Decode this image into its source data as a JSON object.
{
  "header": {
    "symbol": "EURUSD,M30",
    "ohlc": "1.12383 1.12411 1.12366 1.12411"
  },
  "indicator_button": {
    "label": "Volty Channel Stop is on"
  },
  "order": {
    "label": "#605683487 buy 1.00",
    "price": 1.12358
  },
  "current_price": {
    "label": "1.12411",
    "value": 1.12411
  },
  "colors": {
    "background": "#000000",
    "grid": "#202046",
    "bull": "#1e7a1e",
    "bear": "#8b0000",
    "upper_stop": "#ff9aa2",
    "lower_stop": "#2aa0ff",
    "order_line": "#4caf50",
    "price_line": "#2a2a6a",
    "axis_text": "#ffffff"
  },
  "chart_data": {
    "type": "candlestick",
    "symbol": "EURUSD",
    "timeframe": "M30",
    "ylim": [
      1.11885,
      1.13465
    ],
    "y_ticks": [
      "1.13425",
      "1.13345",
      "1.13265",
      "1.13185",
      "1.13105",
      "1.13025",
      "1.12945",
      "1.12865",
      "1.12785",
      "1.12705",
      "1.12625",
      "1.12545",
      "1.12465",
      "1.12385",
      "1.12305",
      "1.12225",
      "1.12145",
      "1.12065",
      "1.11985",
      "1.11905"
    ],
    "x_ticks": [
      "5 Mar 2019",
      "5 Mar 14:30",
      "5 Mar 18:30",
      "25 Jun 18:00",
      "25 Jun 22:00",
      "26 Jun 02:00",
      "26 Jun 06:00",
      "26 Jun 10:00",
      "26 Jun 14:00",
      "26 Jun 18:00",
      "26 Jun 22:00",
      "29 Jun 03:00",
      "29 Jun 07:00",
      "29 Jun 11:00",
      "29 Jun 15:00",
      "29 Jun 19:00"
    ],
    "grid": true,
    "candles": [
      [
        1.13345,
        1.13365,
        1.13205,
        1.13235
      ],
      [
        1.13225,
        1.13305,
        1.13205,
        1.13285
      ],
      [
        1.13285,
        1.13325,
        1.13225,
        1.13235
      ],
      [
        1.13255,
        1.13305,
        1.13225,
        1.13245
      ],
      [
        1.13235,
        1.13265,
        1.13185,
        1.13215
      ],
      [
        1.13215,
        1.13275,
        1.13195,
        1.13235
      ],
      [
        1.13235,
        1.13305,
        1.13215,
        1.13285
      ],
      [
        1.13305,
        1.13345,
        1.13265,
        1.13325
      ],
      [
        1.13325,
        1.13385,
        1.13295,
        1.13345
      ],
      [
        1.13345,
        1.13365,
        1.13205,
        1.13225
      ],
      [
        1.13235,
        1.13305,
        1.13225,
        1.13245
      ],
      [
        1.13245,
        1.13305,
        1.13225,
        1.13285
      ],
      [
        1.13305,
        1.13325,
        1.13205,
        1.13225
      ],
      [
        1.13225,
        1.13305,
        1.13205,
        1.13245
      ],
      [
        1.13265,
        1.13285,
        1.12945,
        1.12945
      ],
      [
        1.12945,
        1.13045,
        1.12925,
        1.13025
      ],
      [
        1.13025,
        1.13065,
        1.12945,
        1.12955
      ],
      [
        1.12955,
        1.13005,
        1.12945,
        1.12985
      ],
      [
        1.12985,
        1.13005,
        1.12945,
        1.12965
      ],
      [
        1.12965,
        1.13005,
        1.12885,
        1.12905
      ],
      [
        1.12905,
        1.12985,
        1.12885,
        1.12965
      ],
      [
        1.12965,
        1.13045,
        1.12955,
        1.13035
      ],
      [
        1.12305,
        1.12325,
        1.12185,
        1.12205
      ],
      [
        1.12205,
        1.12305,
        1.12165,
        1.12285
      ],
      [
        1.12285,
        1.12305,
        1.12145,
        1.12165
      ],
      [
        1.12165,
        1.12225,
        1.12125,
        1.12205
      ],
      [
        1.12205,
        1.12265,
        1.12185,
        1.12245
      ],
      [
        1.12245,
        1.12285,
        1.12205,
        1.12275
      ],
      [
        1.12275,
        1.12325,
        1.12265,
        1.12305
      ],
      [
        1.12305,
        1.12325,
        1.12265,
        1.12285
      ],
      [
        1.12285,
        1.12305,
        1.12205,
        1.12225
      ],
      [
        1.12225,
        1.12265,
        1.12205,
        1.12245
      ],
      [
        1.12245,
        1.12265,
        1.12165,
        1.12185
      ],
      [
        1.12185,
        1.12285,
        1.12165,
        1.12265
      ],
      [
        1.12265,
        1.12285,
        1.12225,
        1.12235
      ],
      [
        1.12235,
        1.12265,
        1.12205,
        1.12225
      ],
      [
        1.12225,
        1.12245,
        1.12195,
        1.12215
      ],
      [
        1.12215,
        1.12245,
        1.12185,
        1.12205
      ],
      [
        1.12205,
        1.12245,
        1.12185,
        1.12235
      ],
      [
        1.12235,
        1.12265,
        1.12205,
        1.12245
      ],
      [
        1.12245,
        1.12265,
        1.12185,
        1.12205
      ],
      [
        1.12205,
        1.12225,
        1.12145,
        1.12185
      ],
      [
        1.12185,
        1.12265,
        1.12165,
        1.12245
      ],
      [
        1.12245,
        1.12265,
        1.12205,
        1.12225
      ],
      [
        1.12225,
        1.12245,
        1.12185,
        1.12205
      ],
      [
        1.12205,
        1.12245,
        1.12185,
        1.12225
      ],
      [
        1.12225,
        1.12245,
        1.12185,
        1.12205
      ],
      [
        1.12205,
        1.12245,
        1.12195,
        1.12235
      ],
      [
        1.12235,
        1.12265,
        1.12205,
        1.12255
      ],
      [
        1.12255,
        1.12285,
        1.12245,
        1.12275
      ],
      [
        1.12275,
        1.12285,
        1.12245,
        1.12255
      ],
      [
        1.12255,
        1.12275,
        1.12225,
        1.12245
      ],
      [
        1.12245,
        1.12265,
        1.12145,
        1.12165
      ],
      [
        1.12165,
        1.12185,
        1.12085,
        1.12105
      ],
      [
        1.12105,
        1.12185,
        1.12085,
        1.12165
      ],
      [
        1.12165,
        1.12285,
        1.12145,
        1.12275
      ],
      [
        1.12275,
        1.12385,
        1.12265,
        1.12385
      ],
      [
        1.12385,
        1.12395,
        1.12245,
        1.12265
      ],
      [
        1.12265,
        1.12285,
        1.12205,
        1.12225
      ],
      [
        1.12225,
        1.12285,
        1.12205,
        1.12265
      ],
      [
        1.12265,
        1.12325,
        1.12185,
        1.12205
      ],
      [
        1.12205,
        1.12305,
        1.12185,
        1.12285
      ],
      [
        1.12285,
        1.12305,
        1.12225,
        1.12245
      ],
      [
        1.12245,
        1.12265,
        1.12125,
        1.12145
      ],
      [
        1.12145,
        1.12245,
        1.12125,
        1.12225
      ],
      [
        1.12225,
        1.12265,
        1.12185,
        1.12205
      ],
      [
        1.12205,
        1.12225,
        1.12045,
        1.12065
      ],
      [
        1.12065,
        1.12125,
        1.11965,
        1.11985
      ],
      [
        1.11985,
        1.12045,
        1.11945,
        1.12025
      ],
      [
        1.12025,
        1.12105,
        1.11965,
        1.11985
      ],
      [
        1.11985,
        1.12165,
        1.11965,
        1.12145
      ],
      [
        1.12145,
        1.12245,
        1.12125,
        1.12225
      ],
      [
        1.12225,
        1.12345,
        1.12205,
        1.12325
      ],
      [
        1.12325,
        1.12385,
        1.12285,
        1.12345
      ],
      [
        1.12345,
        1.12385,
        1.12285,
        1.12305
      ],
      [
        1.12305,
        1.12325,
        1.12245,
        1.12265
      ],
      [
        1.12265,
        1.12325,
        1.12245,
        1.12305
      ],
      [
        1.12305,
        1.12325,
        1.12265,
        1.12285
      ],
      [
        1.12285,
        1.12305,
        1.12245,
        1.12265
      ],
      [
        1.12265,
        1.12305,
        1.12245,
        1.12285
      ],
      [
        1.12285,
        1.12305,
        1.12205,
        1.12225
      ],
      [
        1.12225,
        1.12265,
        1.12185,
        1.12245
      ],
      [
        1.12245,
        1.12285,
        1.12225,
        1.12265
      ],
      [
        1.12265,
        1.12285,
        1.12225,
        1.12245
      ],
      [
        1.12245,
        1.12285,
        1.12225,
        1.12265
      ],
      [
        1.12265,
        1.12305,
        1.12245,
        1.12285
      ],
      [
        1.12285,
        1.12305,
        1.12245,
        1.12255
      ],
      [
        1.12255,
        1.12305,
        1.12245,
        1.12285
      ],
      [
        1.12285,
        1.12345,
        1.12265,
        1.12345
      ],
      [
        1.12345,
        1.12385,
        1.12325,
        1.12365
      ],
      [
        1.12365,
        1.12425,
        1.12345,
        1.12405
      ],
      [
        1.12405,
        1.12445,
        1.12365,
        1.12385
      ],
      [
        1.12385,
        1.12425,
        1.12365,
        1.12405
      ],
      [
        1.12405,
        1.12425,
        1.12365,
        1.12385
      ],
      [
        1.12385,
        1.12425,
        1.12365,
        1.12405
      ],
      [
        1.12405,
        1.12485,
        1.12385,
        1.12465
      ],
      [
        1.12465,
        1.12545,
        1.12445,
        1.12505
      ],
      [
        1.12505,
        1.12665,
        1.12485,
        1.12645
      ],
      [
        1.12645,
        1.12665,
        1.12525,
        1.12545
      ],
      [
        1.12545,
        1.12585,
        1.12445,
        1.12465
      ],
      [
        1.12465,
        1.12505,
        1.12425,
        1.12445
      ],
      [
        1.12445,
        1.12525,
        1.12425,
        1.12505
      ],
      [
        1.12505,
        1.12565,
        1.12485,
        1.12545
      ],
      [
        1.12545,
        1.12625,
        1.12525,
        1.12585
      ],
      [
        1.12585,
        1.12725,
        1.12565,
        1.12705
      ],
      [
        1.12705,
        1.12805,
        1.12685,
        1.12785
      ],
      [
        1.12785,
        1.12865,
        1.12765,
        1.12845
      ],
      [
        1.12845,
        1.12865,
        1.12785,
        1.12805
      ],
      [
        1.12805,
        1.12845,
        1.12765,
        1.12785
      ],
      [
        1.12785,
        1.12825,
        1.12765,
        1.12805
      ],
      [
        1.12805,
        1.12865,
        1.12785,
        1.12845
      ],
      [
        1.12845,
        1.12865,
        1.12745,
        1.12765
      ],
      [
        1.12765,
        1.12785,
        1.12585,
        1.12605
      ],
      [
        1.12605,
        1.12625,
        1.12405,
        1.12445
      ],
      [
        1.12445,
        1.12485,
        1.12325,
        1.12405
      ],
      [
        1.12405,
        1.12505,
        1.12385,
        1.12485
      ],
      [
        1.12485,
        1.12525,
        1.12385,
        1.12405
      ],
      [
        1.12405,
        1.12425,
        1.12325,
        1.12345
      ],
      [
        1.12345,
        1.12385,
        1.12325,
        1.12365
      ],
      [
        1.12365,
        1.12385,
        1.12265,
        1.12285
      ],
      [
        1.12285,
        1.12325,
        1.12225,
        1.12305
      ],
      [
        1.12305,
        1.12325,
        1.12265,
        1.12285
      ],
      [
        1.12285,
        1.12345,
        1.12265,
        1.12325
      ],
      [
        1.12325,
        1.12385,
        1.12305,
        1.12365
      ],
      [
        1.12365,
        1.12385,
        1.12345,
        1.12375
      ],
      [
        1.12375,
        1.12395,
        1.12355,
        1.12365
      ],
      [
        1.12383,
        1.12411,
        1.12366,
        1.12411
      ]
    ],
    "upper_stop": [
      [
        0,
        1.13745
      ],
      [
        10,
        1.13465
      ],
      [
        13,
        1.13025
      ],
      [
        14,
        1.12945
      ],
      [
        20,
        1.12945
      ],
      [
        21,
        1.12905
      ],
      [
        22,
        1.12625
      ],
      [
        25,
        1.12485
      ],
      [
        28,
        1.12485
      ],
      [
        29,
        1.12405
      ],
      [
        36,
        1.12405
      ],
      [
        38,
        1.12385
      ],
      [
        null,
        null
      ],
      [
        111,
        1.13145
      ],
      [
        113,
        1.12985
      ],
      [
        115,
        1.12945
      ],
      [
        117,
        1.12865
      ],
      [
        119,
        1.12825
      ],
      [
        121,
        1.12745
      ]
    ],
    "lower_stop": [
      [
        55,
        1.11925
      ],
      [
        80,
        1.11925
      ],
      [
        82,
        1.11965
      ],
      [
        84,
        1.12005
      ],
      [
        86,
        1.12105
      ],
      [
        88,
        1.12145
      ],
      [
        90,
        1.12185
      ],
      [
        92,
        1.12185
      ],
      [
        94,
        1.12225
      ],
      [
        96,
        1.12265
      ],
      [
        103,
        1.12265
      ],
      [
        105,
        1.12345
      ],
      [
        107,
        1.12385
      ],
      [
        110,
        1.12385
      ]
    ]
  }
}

**Required work**
Select every line above that contains the word "label", and copy it.

**Correct answer**
    "label": "Volty Channel Stop is on"
    "label": "#605683487 buy 1.00",
    "label": "1.12411",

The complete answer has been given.